→ **DIRECTIONS FOR THIS TASK**: Skip every picture and transcribe the remaining material exactly.

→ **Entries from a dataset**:
* START *

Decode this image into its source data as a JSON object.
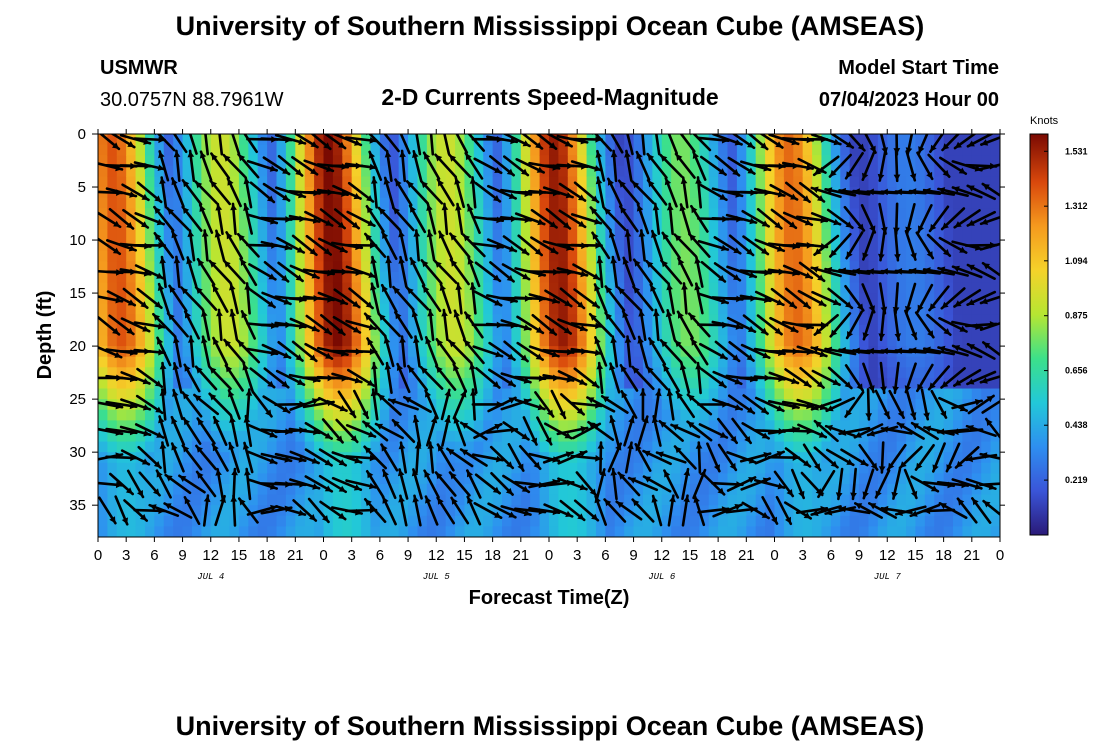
{
  "header": {
    "title": "University of Southern Mississippi Ocean Cube (AMSEAS)",
    "station": "USMWR",
    "coords": "30.0757N  88.7961W",
    "plot_title": "2-D Currents Speed-Magnitude",
    "model_start_label": "Model Start Time",
    "model_start_value": "07/04/2023 Hour 00"
  },
  "footer": {
    "title": "University of Southern Mississippi Ocean Cube (AMSEAS)"
  },
  "chart_data": {
    "type": "heatmap",
    "title": "2-D Currents Speed-Magnitude",
    "xlabel": "Forecast Time(Z)",
    "ylabel": "Depth (ft)",
    "x_tick_labels": [
      "0",
      "3",
      "6",
      "9",
      "12",
      "15",
      "18",
      "21",
      "0",
      "3",
      "6",
      "9",
      "12",
      "15",
      "18",
      "21",
      "0",
      "3",
      "6",
      "9",
      "12",
      "15",
      "18",
      "21",
      "0",
      "3",
      "6",
      "9",
      "12",
      "15",
      "18",
      "21",
      "0"
    ],
    "x_range_hours": [
      0,
      96
    ],
    "y_range_ft": [
      0,
      38
    ],
    "y_ticks": [
      0,
      5,
      10,
      15,
      20,
      25,
      30,
      35
    ],
    "y_tick_labels": [
      "0",
      "5",
      "10",
      "15",
      "20",
      "25",
      "30",
      "35"
    ],
    "date_labels": [
      {
        "label": "JUL 4",
        "hour": 12
      },
      {
        "label": "JUL 5",
        "hour": 36
      },
      {
        "label": "JUL 6",
        "hour": 60
      },
      {
        "label": "JUL 7",
        "hour": 84
      }
    ],
    "colorbar": {
      "unit": "Knots",
      "min": 0,
      "max": 1.6,
      "ticks": [
        0.219,
        0.438,
        0.656,
        0.875,
        1.094,
        1.312,
        1.531
      ],
      "tick_labels": [
        "0.219",
        "0.438",
        "0.656",
        "0.875",
        "1.094",
        "1.312",
        "1.531"
      ],
      "colors": [
        "#2a1a78",
        "#3a55d8",
        "#2e8ff0",
        "#22c8d8",
        "#3ce08a",
        "#b6e632",
        "#f5d22a",
        "#f59a1e",
        "#d9480c",
        "#7a0a02"
      ]
    },
    "speed_peaks": [
      {
        "center_hour": 1.5,
        "speed": 1.4
      },
      {
        "center_hour": 13,
        "speed": 0.95
      },
      {
        "center_hour": 24.5,
        "speed": 1.6
      },
      {
        "center_hour": 37,
        "speed": 0.95
      },
      {
        "center_hour": 48.5,
        "speed": 1.55
      },
      {
        "center_hour": 62,
        "speed": 0.8
      },
      {
        "center_hour": 73.5,
        "speed": 1.35
      },
      {
        "center_hour": 86,
        "speed": 0.3
      }
    ],
    "vector_grid": {
      "time_step_hours": 1.5,
      "depth_step_ft": 2.5
    },
    "direction_phase": [
      {
        "start_hour": 0,
        "end_hour": 6,
        "direction": "to SE (ebb)"
      },
      {
        "start_hour": 6,
        "end_hour": 17,
        "direction": "to NW (flood)"
      },
      {
        "start_hour": 17,
        "end_hour": 29,
        "direction": "to SE (ebb)"
      },
      {
        "start_hour": 29,
        "end_hour": 41,
        "direction": "to NW (flood)"
      },
      {
        "start_hour": 41,
        "end_hour": 53,
        "direction": "to SE (ebb)"
      },
      {
        "start_hour": 53,
        "end_hour": 65,
        "direction": "to NW (flood)"
      },
      {
        "start_hour": 65,
        "end_hour": 77,
        "direction": "to SE (ebb)"
      },
      {
        "start_hour": 77,
        "end_hour": 96,
        "direction": "mixed / weak"
      }
    ]
  }
}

* END *

→ **FULL ANSWER**:
Decode this image into its source data as a JSON object.
{
  "header": {
    "title": "University of Southern Mississippi Ocean Cube (AMSEAS)",
    "station": "USMWR",
    "coords": "30.0757N  88.7961W",
    "plot_title": "2-D Currents Speed-Magnitude",
    "model_start_label": "Model Start Time",
    "model_start_value": "07/04/2023 Hour 00"
  },
  "footer": {
    "title": "University of Southern Mississippi Ocean Cube (AMSEAS)"
  },
  "chart_data": {
    "type": "heatmap",
    "title": "2-D Currents Speed-Magnitude",
    "xlabel": "Forecast Time(Z)",
    "ylabel": "Depth (ft)",
    "x_tick_labels": [
      "0",
      "3",
      "6",
      "9",
      "12",
      "15",
      "18",
      "21",
      "0",
      "3",
      "6",
      "9",
      "12",
      "15",
      "18",
      "21",
      "0",
      "3",
      "6",
      "9",
      "12",
      "15",
      "18",
      "21",
      "0",
      "3",
      "6",
      "9",
      "12",
      "15",
      "18",
      "21",
      "0"
    ],
    "x_range_hours": [
      0,
      96
    ],
    "y_range_ft": [
      0,
      38
    ],
    "y_ticks": [
      0,
      5,
      10,
      15,
      20,
      25,
      30,
      35
    ],
    "y_tick_labels": [
      "0",
      "5",
      "10",
      "15",
      "20",
      "25",
      "30",
      "35"
    ],
    "date_labels": [
      {
        "label": "JUL 4",
        "hour": 12
      },
      {
        "label": "JUL 5",
        "hour": 36
      },
      {
        "label": "JUL 6",
        "hour": 60
      },
      {
        "label": "JUL 7",
        "hour": 84
      }
    ],
    "colorbar": {
      "unit": "Knots",
      "min": 0,
      "max": 1.6,
      "ticks": [
        0.219,
        0.438,
        0.656,
        0.875,
        1.094,
        1.312,
        1.531
      ],
      "tick_labels": [
        "0.219",
        "0.438",
        "0.656",
        "0.875",
        "1.094",
        "1.312",
        "1.531"
      ],
      "colors": [
        "#2a1a78",
        "#3a55d8",
        "#2e8ff0",
        "#22c8d8",
        "#3ce08a",
        "#b6e632",
        "#f5d22a",
        "#f59a1e",
        "#d9480c",
        "#7a0a02"
      ]
    },
    "speed_peaks": [
      {
        "center_hour": 1.5,
        "speed": 1.4
      },
      {
        "center_hour": 13,
        "speed": 0.95
      },
      {
        "center_hour": 24.5,
        "speed": 1.6
      },
      {
        "center_hour": 37,
        "speed": 0.95
      },
      {
        "center_hour": 48.5,
        "speed": 1.55
      },
      {
        "center_hour": 62,
        "speed": 0.8
      },
      {
        "center_hour": 73.5,
        "speed": 1.35
      },
      {
        "center_hour": 86,
        "speed": 0.3
      }
    ],
    "vector_grid": {
      "time_step_hours": 1.5,
      "depth_step_ft": 2.5
    },
    "direction_phase": [
      {
        "start_hour": 0,
        "end_hour": 6,
        "direction": "to SE (ebb)"
      },
      {
        "start_hour": 6,
        "end_hour": 17,
        "direction": "to NW (flood)"
      },
      {
        "start_hour": 17,
        "end_hour": 29,
        "direction": "to SE (ebb)"
      },
      {
        "start_hour": 29,
        "end_hour": 41,
        "direction": "to NW (flood)"
      },
      {
        "start_hour": 41,
        "end_hour": 53,
        "direction": "to SE (ebb)"
      },
      {
        "start_hour": 53,
        "end_hour": 65,
        "direction": "to NW (flood)"
      },
      {
        "start_hour": 65,
        "end_hour": 77,
        "direction": "to SE (ebb)"
      },
      {
        "start_hour": 77,
        "end_hour": 96,
        "direction": "mixed / weak"
      }
    ]
  }
}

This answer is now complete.